Do this — Every line holding the string "briefly" should be gathered.

Supplied entries —
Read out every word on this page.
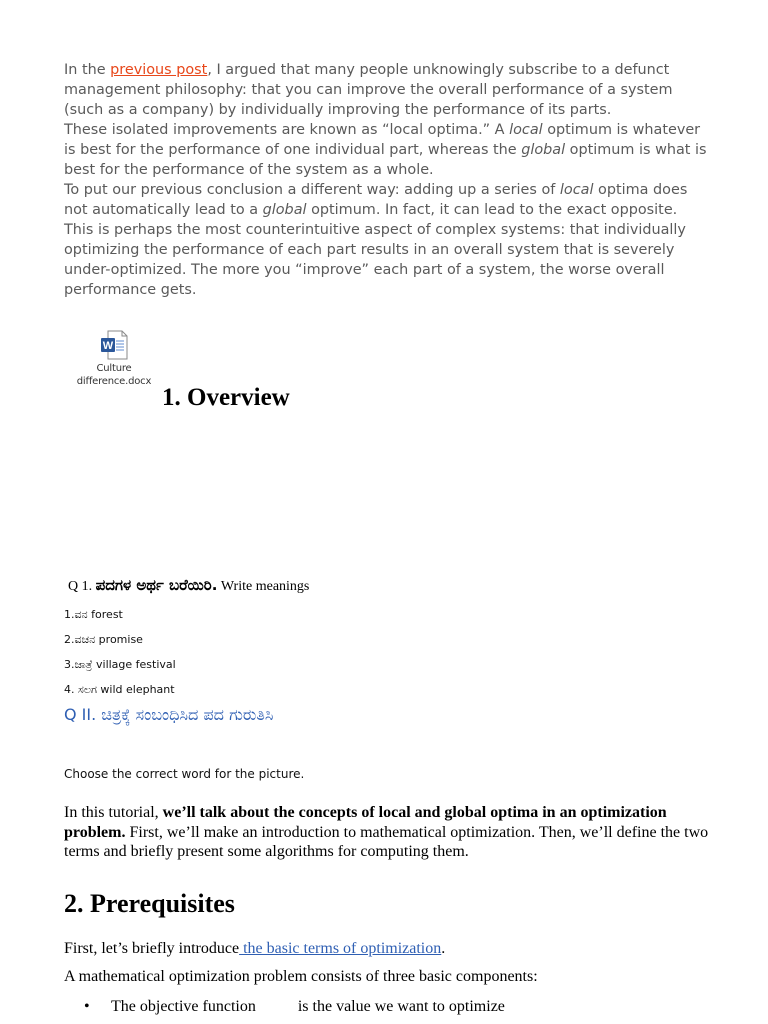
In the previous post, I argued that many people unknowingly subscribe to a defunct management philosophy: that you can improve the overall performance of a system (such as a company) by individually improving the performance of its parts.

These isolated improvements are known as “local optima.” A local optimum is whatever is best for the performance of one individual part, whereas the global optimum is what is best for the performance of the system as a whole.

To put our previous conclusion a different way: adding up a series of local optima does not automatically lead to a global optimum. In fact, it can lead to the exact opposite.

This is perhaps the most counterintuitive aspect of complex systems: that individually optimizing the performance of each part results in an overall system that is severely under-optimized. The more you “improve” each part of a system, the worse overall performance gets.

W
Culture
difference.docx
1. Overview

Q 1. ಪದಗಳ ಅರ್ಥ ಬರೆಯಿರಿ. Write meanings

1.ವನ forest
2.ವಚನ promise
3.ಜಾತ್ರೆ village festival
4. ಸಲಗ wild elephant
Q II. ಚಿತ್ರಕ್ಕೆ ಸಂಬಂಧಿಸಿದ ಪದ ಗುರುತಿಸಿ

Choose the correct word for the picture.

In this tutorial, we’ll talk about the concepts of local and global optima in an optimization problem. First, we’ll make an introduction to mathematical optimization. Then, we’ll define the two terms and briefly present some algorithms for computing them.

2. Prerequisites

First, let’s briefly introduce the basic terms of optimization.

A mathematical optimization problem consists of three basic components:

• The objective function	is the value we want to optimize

...

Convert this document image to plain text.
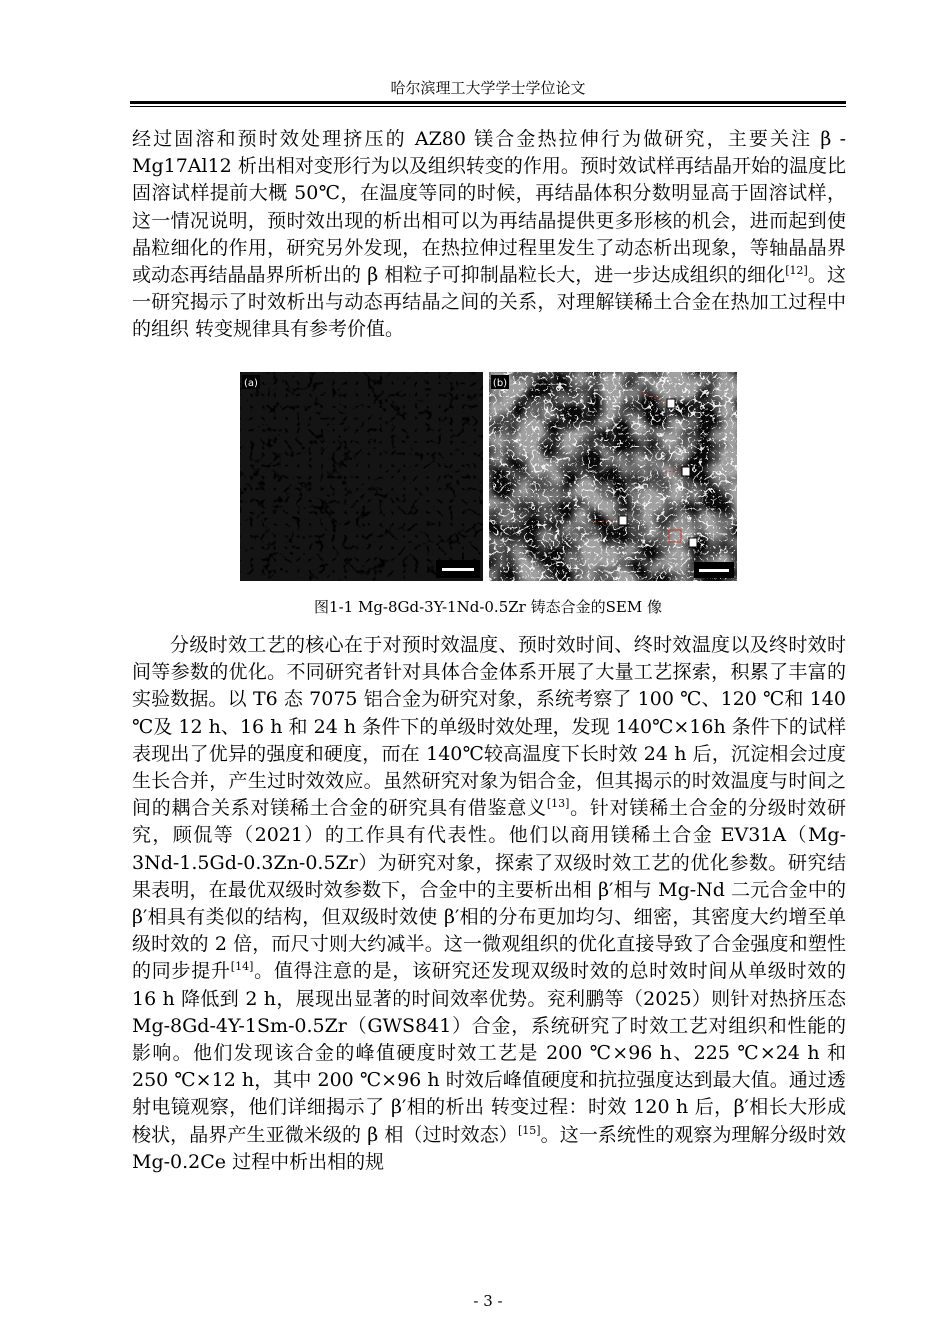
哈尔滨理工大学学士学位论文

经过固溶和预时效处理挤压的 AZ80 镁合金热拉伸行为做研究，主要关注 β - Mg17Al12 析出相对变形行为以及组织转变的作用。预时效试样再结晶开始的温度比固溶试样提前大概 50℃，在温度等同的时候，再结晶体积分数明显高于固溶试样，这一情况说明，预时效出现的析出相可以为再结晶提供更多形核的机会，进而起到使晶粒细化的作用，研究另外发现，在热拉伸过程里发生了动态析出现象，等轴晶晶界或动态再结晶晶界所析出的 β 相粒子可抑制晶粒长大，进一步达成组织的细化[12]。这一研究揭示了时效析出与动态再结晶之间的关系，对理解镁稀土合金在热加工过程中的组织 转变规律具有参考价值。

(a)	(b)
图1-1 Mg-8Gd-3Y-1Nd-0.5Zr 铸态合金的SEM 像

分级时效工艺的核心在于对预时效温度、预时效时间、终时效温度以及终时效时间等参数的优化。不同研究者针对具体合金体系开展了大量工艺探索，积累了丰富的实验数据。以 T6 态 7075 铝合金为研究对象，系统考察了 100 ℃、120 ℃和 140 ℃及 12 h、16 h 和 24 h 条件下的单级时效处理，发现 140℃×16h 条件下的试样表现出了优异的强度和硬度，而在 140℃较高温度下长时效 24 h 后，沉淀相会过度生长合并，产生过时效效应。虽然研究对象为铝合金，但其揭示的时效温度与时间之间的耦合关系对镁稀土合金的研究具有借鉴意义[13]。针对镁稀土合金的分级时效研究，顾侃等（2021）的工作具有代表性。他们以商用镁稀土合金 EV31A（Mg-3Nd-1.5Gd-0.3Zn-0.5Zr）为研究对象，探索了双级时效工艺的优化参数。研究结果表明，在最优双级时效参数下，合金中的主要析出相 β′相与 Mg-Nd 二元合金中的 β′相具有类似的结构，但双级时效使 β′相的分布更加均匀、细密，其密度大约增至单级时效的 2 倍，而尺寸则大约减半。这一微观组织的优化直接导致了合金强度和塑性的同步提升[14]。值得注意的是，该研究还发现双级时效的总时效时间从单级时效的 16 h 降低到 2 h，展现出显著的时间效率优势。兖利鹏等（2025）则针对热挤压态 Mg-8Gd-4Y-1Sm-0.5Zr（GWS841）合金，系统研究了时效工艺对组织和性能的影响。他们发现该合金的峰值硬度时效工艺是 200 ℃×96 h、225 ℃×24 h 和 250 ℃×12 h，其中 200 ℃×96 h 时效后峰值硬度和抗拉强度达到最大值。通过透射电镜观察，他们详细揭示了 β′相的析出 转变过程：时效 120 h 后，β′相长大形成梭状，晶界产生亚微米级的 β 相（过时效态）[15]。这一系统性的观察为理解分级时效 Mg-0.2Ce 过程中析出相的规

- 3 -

Solved exercise —
In this tutorial, we’ll talk about the concepts of local and global optima in an optimization problem. First, we’ll make an introduction to mathematical optimization. Then, we’ll define the two terms and briefly present some algorithms for computing them.
First, let’s briefly introduce the basic terms of optimization.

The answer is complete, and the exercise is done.